▶ Task statement: Output each line of the material exactly as it stands.

▶ Exercise data:
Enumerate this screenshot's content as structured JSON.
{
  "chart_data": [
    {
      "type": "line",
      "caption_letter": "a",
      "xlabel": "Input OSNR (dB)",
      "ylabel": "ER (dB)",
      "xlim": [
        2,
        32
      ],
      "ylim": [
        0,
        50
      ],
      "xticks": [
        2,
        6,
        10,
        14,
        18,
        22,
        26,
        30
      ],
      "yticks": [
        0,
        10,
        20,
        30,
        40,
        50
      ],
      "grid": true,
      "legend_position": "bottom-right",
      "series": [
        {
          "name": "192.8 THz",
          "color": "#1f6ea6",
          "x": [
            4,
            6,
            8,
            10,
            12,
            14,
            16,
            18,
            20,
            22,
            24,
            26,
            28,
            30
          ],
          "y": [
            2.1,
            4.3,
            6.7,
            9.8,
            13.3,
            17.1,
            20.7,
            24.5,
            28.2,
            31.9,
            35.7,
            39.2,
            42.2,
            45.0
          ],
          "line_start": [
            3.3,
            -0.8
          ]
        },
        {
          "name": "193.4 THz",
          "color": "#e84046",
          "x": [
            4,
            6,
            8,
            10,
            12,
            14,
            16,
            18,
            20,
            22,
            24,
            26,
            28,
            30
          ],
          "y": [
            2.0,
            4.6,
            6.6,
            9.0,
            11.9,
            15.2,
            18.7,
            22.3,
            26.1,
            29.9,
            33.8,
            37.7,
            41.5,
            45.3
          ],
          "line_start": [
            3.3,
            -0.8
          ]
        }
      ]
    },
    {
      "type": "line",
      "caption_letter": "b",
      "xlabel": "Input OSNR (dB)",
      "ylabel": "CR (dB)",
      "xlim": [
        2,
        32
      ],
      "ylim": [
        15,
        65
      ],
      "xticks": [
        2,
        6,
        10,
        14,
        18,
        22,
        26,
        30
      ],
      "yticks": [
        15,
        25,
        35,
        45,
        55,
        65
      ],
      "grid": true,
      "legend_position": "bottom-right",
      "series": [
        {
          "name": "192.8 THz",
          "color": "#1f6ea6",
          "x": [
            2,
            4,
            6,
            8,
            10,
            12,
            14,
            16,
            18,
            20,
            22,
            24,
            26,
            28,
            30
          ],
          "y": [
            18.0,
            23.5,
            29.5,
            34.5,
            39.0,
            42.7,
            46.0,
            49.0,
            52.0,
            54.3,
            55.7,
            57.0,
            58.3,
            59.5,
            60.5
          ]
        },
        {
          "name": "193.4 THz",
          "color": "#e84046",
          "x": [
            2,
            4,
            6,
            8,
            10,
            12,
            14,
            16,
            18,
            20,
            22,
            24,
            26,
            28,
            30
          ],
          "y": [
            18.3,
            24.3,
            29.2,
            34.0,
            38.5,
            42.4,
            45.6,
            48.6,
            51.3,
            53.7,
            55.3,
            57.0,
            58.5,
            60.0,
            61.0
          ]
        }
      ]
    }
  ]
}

▶ Result:
Enumerate this screenshot's content as structured JSON.
{
  "chart_data": [
    {
      "type": "line",
      "caption_letter": "a",
      "xlabel": "Input OSNR (dB)",
      "ylabel": "ER (dB)",
      "xlim": [
        2,
        32
      ],
      "ylim": [
        0,
        50
      ],
      "xticks": [
        2,
        6,
        10,
        14,
        18,
        22,
        26,
        30
      ],
      "yticks": [
        0,
        10,
        20,
        30,
        40,
        50
      ],
      "grid": true,
      "legend_position": "bottom-right",
      "series": [
        {
          "name": "192.8 THz",
          "color": "#1f6ea6",
          "x": [
            4,
            6,
            8,
            10,
            12,
            14,
            16,
            18,
            20,
            22,
            24,
            26,
            28,
            30
          ],
          "y": [
            2.1,
            4.3,
            6.7,
            9.8,
            13.3,
            17.1,
            20.7,
            24.5,
            28.2,
            31.9,
            35.7,
            39.2,
            42.2,
            45.0
          ],
          "line_start": [
            3.3,
            -0.8
          ]
        },
        {
          "name": "193.4 THz",
          "color": "#e84046",
          "x": [
            4,
            6,
            8,
            10,
            12,
            14,
            16,
            18,
            20,
            22,
            24,
            26,
            28,
            30
          ],
          "y": [
            2.0,
            4.6,
            6.6,
            9.0,
            11.9,
            15.2,
            18.7,
            22.3,
            26.1,
            29.9,
            33.8,
            37.7,
            41.5,
            45.3
          ],
          "line_start": [
            3.3,
            -0.8
          ]
        }
      ]
    },
    {
      "type": "line",
      "caption_letter": "b",
      "xlabel": "Input OSNR (dB)",
      "ylabel": "CR (dB)",
      "xlim": [
        2,
        32
      ],
      "ylim": [
        15,
        65
      ],
      "xticks": [
        2,
        6,
        10,
        14,
        18,
        22,
        26,
        30
      ],
      "yticks": [
        15,
        25,
        35,
        45,
        55,
        65
      ],
      "grid": true,
      "legend_position": "bottom-right",
      "series": [
        {
          "name": "192.8 THz",
          "color": "#1f6ea6",
          "x": [
            2,
            4,
            6,
            8,
            10,
            12,
            14,
            16,
            18,
            20,
            22,
            24,
            26,
            28,
            30
          ],
          "y": [
            18.0,
            23.5,
            29.5,
            34.5,
            39.0,
            42.7,
            46.0,
            49.0,
            52.0,
            54.3,
            55.7,
            57.0,
            58.3,
            59.5,
            60.5
          ]
        },
        {
          "name": "193.4 THz",
          "color": "#e84046",
          "x": [
            2,
            4,
            6,
            8,
            10,
            12,
            14,
            16,
            18,
            20,
            22,
            24,
            26,
            28,
            30
          ],
          "y": [
            18.3,
            24.3,
            29.2,
            34.0,
            38.5,
            42.4,
            45.6,
            48.6,
            51.3,
            53.7,
            55.3,
            57.0,
            58.5,
            60.0,
            61.0
          ]
        }
      ]
    }
  ]
}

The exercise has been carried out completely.